======== Records shown
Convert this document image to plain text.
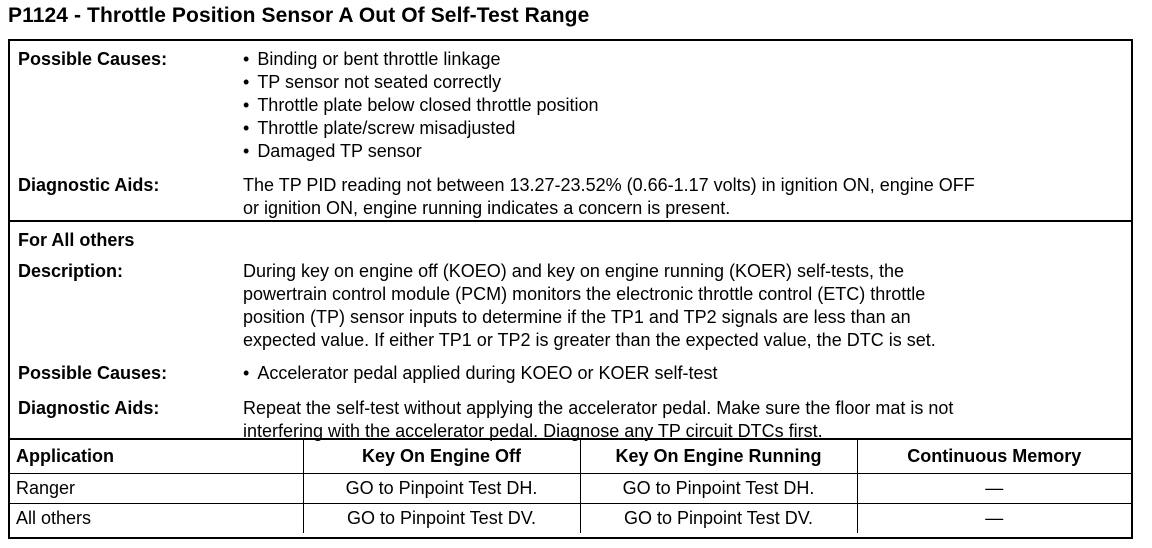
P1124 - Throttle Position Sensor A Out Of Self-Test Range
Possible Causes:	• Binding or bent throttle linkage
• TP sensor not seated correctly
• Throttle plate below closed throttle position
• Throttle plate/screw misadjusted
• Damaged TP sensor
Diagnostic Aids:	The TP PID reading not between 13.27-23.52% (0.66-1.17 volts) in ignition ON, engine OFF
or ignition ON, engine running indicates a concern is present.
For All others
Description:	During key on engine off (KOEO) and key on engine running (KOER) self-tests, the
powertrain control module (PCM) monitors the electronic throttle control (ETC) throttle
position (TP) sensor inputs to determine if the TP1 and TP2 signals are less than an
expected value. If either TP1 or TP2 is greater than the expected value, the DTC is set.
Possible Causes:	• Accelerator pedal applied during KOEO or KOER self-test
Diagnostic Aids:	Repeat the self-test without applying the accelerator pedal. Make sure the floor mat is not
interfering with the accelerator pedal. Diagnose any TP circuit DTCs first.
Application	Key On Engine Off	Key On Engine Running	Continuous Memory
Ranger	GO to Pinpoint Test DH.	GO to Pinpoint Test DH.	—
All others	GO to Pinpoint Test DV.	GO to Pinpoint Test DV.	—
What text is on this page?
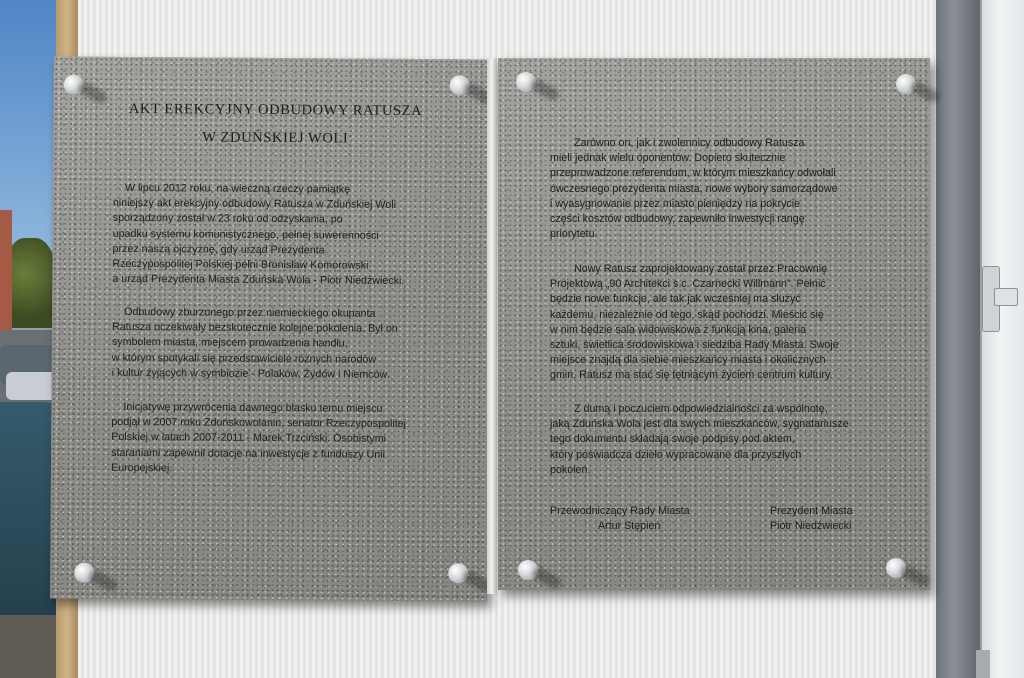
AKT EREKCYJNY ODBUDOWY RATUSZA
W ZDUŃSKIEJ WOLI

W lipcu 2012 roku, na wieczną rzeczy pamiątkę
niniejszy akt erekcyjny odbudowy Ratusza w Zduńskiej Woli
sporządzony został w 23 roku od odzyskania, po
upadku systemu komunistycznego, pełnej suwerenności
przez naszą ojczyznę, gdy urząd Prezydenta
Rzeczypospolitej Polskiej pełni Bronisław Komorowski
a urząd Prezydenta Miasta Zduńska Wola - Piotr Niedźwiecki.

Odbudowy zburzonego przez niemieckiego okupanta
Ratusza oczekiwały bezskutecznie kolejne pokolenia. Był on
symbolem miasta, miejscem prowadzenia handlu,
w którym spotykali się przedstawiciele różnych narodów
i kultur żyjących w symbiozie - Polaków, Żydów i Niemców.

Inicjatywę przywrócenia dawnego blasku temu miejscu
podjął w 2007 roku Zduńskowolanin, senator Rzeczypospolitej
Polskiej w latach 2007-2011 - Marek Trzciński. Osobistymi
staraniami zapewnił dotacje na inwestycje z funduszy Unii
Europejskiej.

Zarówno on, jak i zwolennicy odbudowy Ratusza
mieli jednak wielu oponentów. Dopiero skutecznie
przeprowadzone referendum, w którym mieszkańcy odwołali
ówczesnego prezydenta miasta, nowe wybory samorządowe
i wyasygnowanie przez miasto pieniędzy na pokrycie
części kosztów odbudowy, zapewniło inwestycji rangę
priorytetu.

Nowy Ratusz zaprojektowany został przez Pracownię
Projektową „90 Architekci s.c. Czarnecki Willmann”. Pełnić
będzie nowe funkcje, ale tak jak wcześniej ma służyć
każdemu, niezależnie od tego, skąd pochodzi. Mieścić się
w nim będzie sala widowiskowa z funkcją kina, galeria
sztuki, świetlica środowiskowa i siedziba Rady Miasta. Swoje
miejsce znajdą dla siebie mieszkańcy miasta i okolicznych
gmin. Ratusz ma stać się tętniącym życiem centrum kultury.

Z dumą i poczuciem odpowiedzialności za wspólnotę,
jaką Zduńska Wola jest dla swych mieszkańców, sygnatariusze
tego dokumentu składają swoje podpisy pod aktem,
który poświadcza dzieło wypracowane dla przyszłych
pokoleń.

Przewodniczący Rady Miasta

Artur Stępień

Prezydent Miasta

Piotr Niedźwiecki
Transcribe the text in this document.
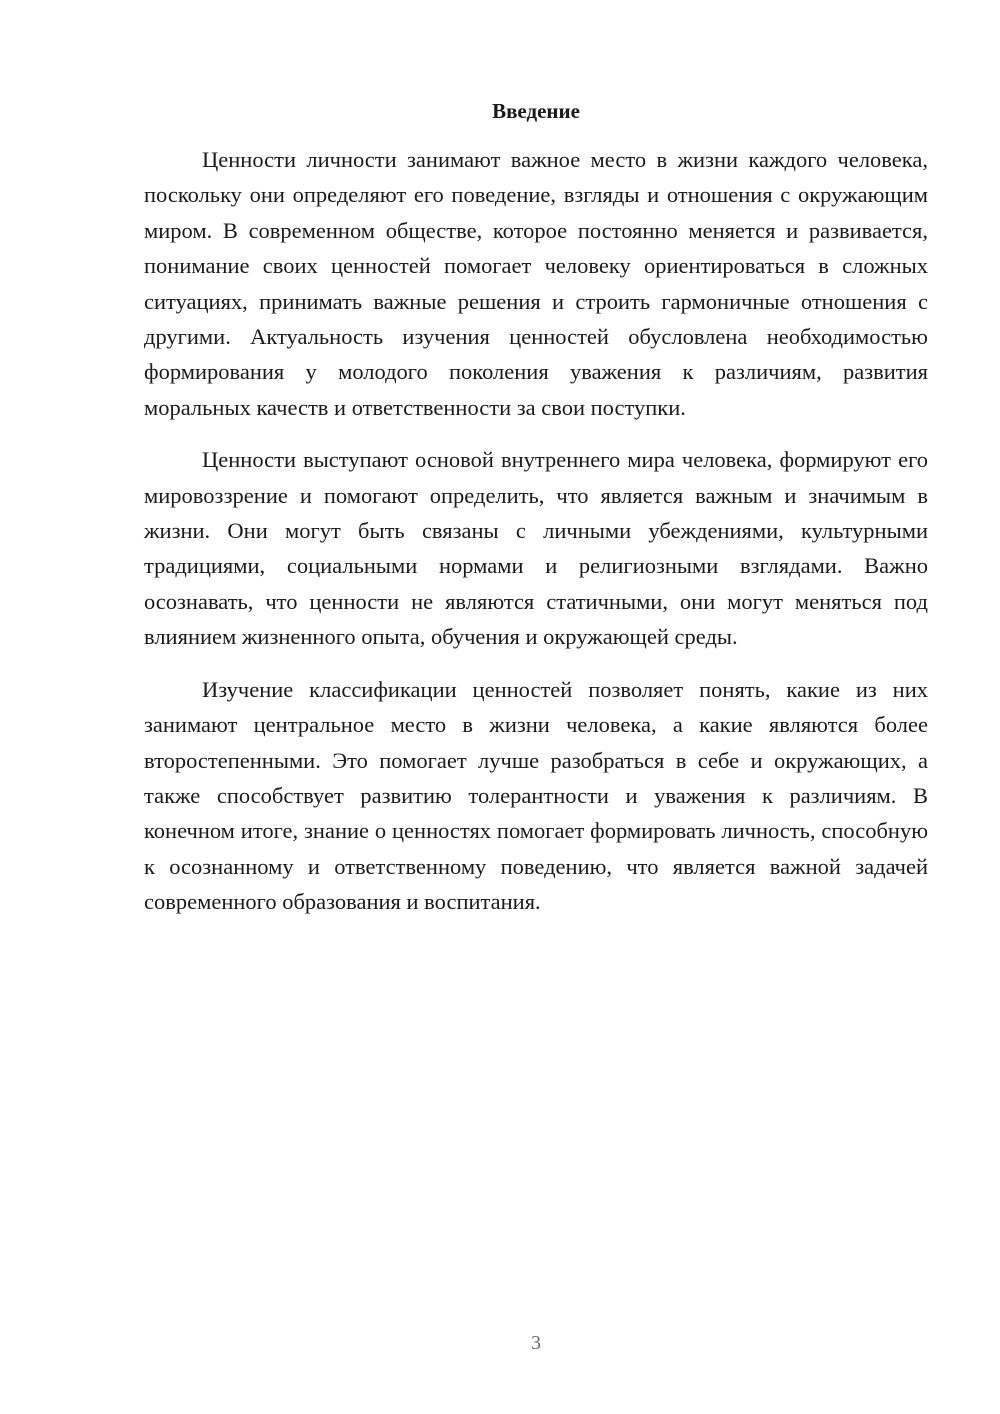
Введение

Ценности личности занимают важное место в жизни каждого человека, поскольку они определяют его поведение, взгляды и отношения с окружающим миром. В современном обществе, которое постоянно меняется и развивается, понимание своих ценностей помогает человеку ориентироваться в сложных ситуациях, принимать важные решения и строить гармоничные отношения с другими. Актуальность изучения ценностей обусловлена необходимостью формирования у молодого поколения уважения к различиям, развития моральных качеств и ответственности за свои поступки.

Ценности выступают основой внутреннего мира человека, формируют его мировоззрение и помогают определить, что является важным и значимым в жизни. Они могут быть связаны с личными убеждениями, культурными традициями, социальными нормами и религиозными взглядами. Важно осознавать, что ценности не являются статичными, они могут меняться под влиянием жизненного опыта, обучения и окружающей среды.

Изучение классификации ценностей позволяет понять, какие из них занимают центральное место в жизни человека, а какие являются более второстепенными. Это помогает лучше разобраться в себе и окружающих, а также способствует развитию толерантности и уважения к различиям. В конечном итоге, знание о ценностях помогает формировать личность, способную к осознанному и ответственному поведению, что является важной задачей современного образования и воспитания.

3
================
• **Challenge**
Leave every image out, and retype the material exactly.

• **Task solution**
Convert this document image to plain text.
P1124 - Throttle Position Sensor A Out Of Self-Test Range
Possible Causes:	• Binding or bent throttle linkage
• TP sensor not seated correctly
• Throttle plate below closed throttle position
• Throttle plate/screw misadjusted
• Damaged TP sensor
Diagnostic Aids:	The TP PID reading not between 13.27-23.52% (0.66-1.17 volts) in ignition ON, engine OFF
or ignition ON, engine running indicates a concern is present.
For All others
Description:	During key on engine off (KOEO) and key on engine running (KOER) self-tests, the
powertrain control module (PCM) monitors the electronic throttle control (ETC) throttle
position (TP) sensor inputs to determine if the TP1 and TP2 signals are less than an
expected value. If either TP1 or TP2 is greater than the expected value, the DTC is set.
Possible Causes:	• Accelerator pedal applied during KOEO or KOER self-test
Diagnostic Aids:	Repeat the self-test without applying the accelerator pedal. Make sure the floor mat is not
interfering with the accelerator pedal. Diagnose any TP circuit DTCs first.
Application	Key On Engine Off	Key On Engine Running	Continuous Memory
Ranger	GO to Pinpoint Test DH.	GO to Pinpoint Test DH.	—
All others	GO to Pinpoint Test DV.	GO to Pinpoint Test DV.	—
What text is on this page?
AKT EREKCYJNY ODBUDOWY RATUSZA
W ZDUŃSKIEJ WOLI

W lipcu 2012 roku, na wieczną rzeczy pamiątkę
niniejszy akt erekcyjny odbudowy Ratusza w Zduńskiej Woli
sporządzony został w 23 roku od odzyskania, po
upadku systemu komunistycznego, pełnej suwerenności
przez naszą ojczyznę, gdy urząd Prezydenta
Rzeczypospolitej Polskiej pełni Bronisław Komorowski
a urząd Prezydenta Miasta Zduńska Wola - Piotr Niedźwiecki.

Odbudowy zburzonego przez niemieckiego okupanta
Ratusza oczekiwały bezskutecznie kolejne pokolenia. Był on
symbolem miasta, miejscem prowadzenia handlu,
w którym spotykali się przedstawiciele różnych narodów
i kultur żyjących w symbiozie - Polaków, Żydów i Niemców.

Inicjatywę przywrócenia dawnego blasku temu miejscu
podjął w 2007 roku Zduńskowolanin, senator Rzeczypospolitej
Polskiej w latach 2007-2011 - Marek Trzciński. Osobistymi
staraniami zapewnił dotacje na inwestycje z funduszy Unii
Europejskiej.

Zarówno on, jak i zwolennicy odbudowy Ratusza
mieli jednak wielu oponentów. Dopiero skutecznie
przeprowadzone referendum, w którym mieszkańcy odwołali
ówczesnego prezydenta miasta, nowe wybory samorządowe
i wyasygnowanie przez miasto pieniędzy na pokrycie
części kosztów odbudowy, zapewniło inwestycji rangę
priorytetu.

Nowy Ratusz zaprojektowany został przez Pracownię
Projektową „90 Architekci s.c. Czarnecki Willmann”. Pełnić
będzie nowe funkcje, ale tak jak wcześniej ma służyć
każdemu, niezależnie od tego, skąd pochodzi. Mieścić się
w nim będzie sala widowiskowa z funkcją kina, galeria
sztuki, świetlica środowiskowa i siedziba Rady Miasta. Swoje
miejsce znajdą dla siebie mieszkańcy miasta i okolicznych
gmin. Ratusz ma stać się tętniącym życiem centrum kultury.

Z dumą i poczuciem odpowiedzialności za wspólnotę,
jaką Zduńska Wola jest dla swych mieszkańców, sygnatariusze
tego dokumentu składają swoje podpisy pod aktem,
który poświadcza dzieło wypracowane dla przyszłych
pokoleń.

Przewodniczący Rady Miasta

Artur Stępień

Prezydent Miasta

Piotr Niedźwiecki
Transcribe the text in this document.
Введение

Ценности личности занимают важное место в жизни каждого человека, поскольку они определяют его поведение, взгляды и отношения с окружающим миром. В современном обществе, которое постоянно меняется и развивается, понимание своих ценностей помогает человеку ориентироваться в сложных ситуациях, принимать важные решения и строить гармоничные отношения с другими. Актуальность изучения ценностей обусловлена необходимостью формирования у молодого поколения уважения к различиям, развития моральных качеств и ответственности за свои поступки.

Ценности выступают основой внутреннего мира человека, формируют его мировоззрение и помогают определить, что является важным и значимым в жизни. Они могут быть связаны с личными убеждениями, культурными традициями, социальными нормами и религиозными взглядами. Важно осознавать, что ценности не являются статичными, они могут меняться под влиянием жизненного опыта, обучения и окружающей среды.

Изучение классификации ценностей позволяет понять, какие из них занимают центральное место в жизни человека, а какие являются более второстепенными. Это помогает лучше разобраться в себе и окружающих, а также способствует развитию толерантности и уважения к различиям. В конечном итоге, знание о ценностях помогает формировать личность, способную к осознанному и ответственному поведению, что является важной задачей современного образования и воспитания.

3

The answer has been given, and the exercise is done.